* **What you should do**
Extract every line of the material that holds the string "ликвидный".

* Begin *

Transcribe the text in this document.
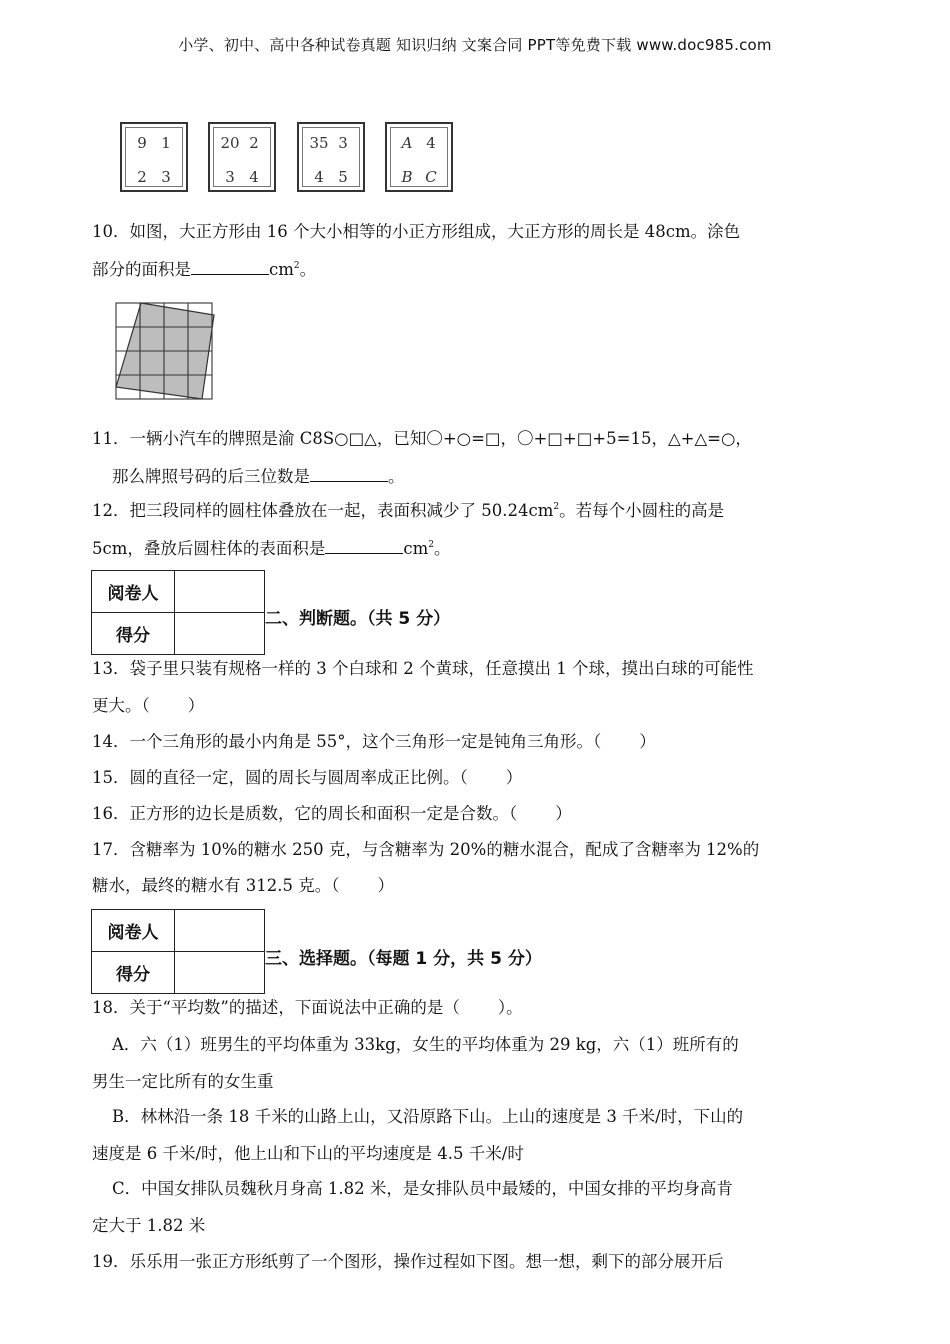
小学、初中、高中各种试卷真题 知识归纳 文案合同 PPT等免费下载 www.doc985.com
9 1
2 3
20 2
3 4
35 3
4 5
A 4
B C
10．如图，大正方形由 16 个大小相等的小正方形组成，大正方形的周长是 48cm。涂色
部分的面积是	$cm^2$。
11．一辆小汽车的牌照是渝 C8S○□△，已知〇+○=□，〇+□+□+5=15，△+△=○，
那么牌照号码的后三位数是	。
12．把三段同样的圆柱体叠放在一起，表面积减少了 $50.24cm^2$。若每个小圆柱的高是
5cm，叠放后圆柱体的表面积是	$cm^2$。
阅卷人	
得分	
二、判断题。（共 5 分）
13．袋子里只装有规格一样的 3 个白球和 2 个黄球，任意摸出 1 个球，摸出白球的可能性
更大。（ ）
14．一个三角形的最小内角是 55°，这个三角形一定是钝角三角形。（ ）
15．圆的直径一定，圆的周长与圆周率成正比例。（ ）
16．正方形的边长是质数，它的周长和面积一定是合数。（ ）
17．含糖率为 10%的糖水 250 克，与含糖率为 20%的糖水混合，配成了含糖率为 12%的
糖水，最终的糖水有 312.5 克。（ ）
阅卷人	
得分	
三、选择题。（每题 1 分，共 5 分）
18．关于“平均数”的描述，下面说法中正确的是（ ）。
A．六（1）班男生的平均体重为 33kg，女生的平均体重为 29 kg，六（1）班所有的
男生一定比所有的女生重
B．林林沿一条 18 千米的山路上山，又沿原路下山。上山的速度是 3 千米/时，下山的
速度是 6 千米/时，他上山和下山的平均速度是 4.5 千米/时
C．中国女排队员魏秋月身高 1.82 米，是女排队员中最矮的，中国女排的平均身高肯
定大于 1.82 米
19．乐乐用一张正方形纸剪了一个图形，操作过程如下图。想一想，剩下的部分展开后
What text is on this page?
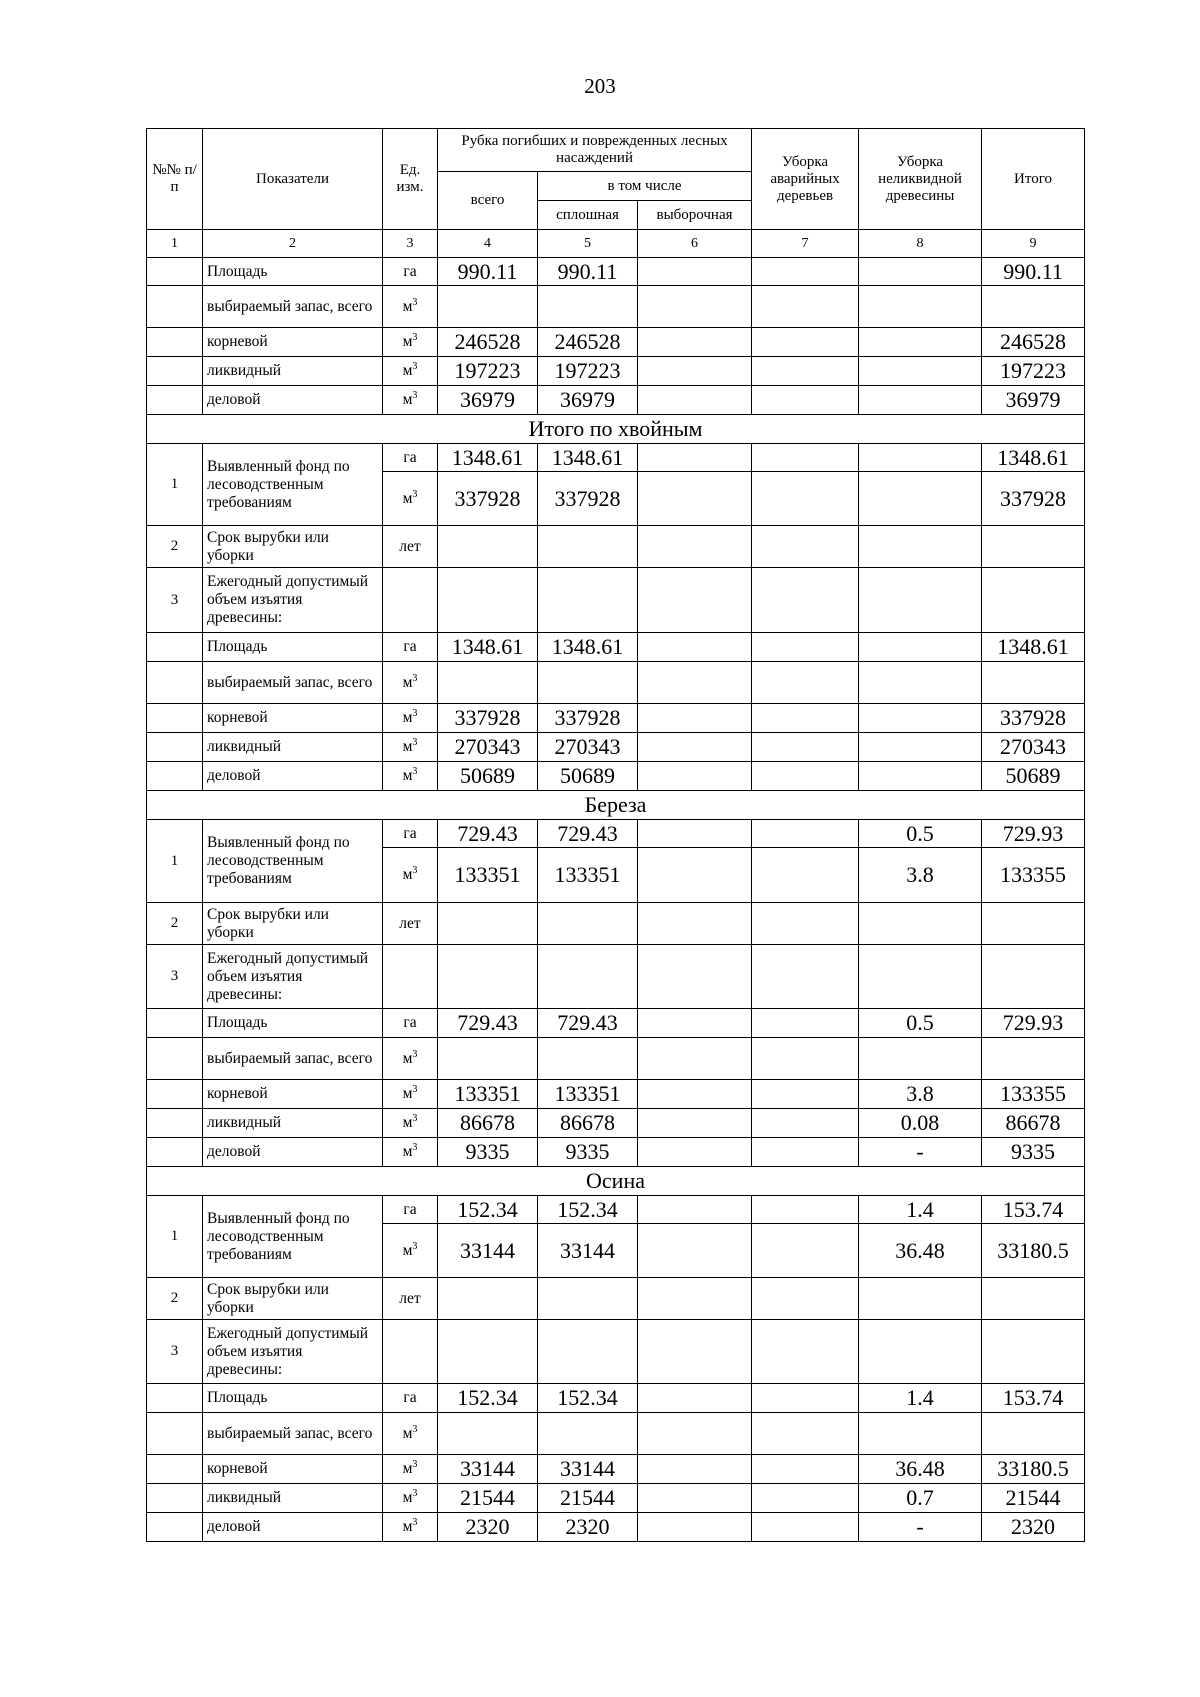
203
№№ п/п	Показатели	Ед. изм.	Рубка погибших и поврежденных лесных насаждений			Уборка аварийных деревьев	Уборка неликвидной древесины	Итого
			всего	в том числе				
				сплошная	выборочная			
1	2	3	4	5	6	7	8	9
	Площадь	га	990.11	990.11				990.11
	выбираемый запас, всего	$м^3$						
	корневой	$м^3$	246528	246528				246528
	ликвидный	$м^3$	197223	197223				197223
	деловой	$м^3$	36979	36979				36979
Итого по хвойным								
1	Выявленный фонд по лесоводственным требованиям	га	1348.61	1348.61				1348.61
		$м^3$	337928	337928				337928
2	Срок вырубки или уборки	лет						
3	Ежегодный допустимый объем изъятия древесины:							
	Площадь	га	1348.61	1348.61				1348.61
	выбираемый запас, всего	$м^3$						
	корневой	$м^3$	337928	337928				337928
	ликвидный	$м^3$	270343	270343				270343
	деловой	$м^3$	50689	50689				50689
Береза								
1	Выявленный фонд по лесоводственным требованиям	га	729.43	729.43			0.5	729.93
		$м^3$	133351	133351			3.8	133355
2	Срок вырубки или уборки	лет						
3	Ежегодный допустимый объем изъятия древесины:							
	Площадь	га	729.43	729.43			0.5	729.93
	выбираемый запас, всего	$м^3$						
	корневой	$м^3$	133351	133351			3.8	133355
	ликвидный	$м^3$	86678	86678			0.08	86678
	деловой	$м^3$	9335	9335			-	9335
Осина								
1	Выявленный фонд по лесоводственным требованиям	га	152.34	152.34			1.4	153.74
		$м^3$	33144	33144			36.48	33180.5
2	Срок вырубки или уборки	лет						
3	Ежегодный допустимый объем изъятия древесины:							
	Площадь	га	152.34	152.34			1.4	153.74
	выбираемый запас, всего	$м^3$						
	корневой	$м^3$	33144	33144			36.48	33180.5
	ликвидный	$м^3$	21544	21544			0.7	21544
	деловой	$м^3$	2320	2320			-	2320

* End *

* **Exercise output**
	ликвидный	$м^3$	197223	197223				197223
	ликвидный	$м^3$	270343	270343				270343
	ликвидный	$м^3$	86678	86678			0.08	86678
	ликвидный	$м^3$	21544	21544			0.7	21544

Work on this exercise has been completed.